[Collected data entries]

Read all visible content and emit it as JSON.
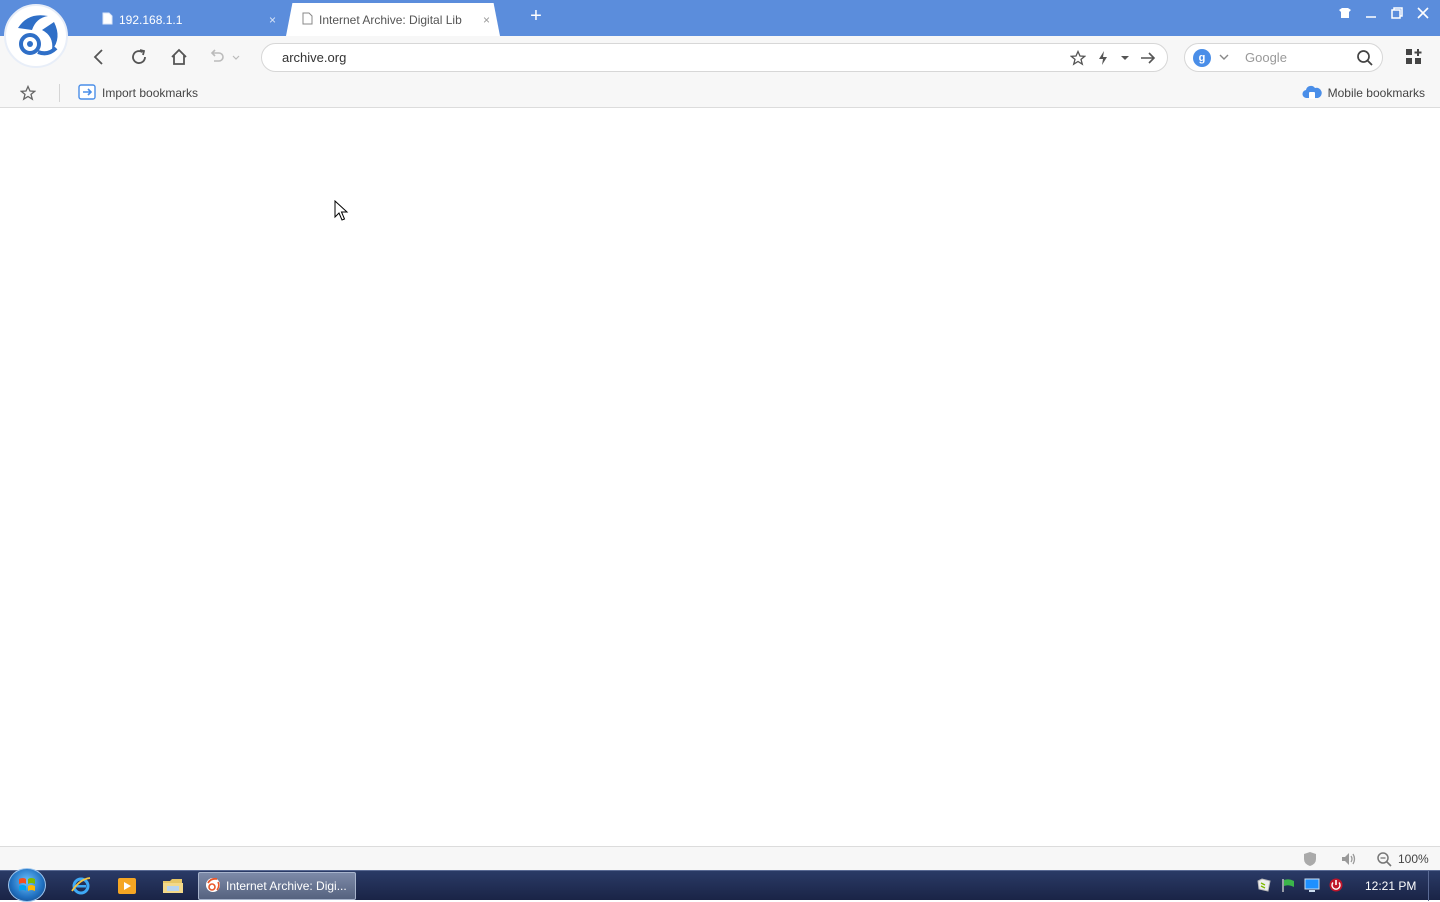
{
  "tabs": [
    {
      "title": "192.168.1.1",
      "close": "×",
      "active": false
    },
    {
      "title": "Internet Archive: Digital Lib",
      "close": "×",
      "active": true
    }
  ],
  "new_tab": "+",
  "address": {
    "url": "archive.org"
  },
  "search": {
    "placeholder": "Google",
    "engine_initial": "g"
  },
  "bookmarks": {
    "import_label": "Import bookmarks",
    "mobile_label": "Mobile bookmarks"
  },
  "status": {
    "zoom": "100%"
  },
  "taskbar": {
    "active_window": "Internet Archive: Digi...",
    "clock": "12:21 PM"
  },
  "colors": {
    "titlebar": "#5b8ddc",
    "taskbar": "#1a2446",
    "accent": "#4a8ee8"
  }
}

• [What to do]: Images in the data above are to be skipped. Retype all other material exactly.

• [Response to this task]:
Read all visible content and emit it as JSON.
{
  "tabs": [
    {
      "title": "192.168.1.1",
      "close": "×",
      "active": false
    },
    {
      "title": "Internet Archive: Digital Lib",
      "close": "×",
      "active": true
    }
  ],
  "new_tab": "+",
  "address": {
    "url": "archive.org"
  },
  "search": {
    "placeholder": "Google",
    "engine_initial": "g"
  },
  "bookmarks": {
    "import_label": "Import bookmarks",
    "mobile_label": "Mobile bookmarks"
  },
  "status": {
    "zoom": "100%"
  },
  "taskbar": {
    "active_window": "Internet Archive: Digi...",
    "clock": "12:21 PM"
  },
  "colors": {
    "titlebar": "#5b8ddc",
    "taskbar": "#1a2446",
    "accent": "#4a8ee8"
  }
}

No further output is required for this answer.